[START MATERIAL]

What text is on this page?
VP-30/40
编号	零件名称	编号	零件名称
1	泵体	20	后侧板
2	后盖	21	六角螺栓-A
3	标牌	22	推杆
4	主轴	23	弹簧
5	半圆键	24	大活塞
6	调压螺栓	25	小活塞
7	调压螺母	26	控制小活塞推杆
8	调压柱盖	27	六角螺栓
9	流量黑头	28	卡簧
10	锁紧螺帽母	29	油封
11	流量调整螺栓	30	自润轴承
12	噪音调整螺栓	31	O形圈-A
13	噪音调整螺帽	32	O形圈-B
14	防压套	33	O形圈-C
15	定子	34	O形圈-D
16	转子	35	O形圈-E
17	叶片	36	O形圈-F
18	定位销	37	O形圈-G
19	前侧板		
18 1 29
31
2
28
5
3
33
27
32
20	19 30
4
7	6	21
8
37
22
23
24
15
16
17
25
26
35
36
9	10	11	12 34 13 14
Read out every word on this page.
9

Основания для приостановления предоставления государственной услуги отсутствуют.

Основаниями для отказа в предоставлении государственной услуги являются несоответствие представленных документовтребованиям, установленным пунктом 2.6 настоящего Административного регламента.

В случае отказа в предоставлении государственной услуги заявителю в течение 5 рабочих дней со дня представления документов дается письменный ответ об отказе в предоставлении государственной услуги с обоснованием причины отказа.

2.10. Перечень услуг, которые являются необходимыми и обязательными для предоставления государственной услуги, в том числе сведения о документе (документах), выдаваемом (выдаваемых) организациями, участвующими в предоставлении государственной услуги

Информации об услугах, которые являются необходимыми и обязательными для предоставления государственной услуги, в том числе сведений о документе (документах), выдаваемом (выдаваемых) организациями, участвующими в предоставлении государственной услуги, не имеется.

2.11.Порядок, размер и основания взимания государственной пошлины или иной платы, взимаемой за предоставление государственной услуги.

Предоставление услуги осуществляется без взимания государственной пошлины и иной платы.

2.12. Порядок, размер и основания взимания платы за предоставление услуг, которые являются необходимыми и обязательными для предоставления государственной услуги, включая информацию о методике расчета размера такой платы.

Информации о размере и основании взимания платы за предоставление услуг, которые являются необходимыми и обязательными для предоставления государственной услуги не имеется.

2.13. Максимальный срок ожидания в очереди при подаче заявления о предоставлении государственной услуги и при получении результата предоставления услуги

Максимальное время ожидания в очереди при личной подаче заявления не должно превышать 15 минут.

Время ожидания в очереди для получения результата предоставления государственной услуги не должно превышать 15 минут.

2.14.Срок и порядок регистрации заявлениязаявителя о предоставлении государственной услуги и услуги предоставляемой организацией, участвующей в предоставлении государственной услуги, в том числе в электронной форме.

[END MATERIAL]

**INSTRUCTIONS TO FOLLOW:** Reproduce each line of the entries in which the word "результата" is found.

**RESPONSE BELOW:**
2.13. Максимальный срок ожидания в очереди при подаче заявления о предоставлении государственной услуги и при получении результата предоставления услуги
Время ожидания в очереди для получения результата предоставления государственной услуги не должно превышать 15 минут.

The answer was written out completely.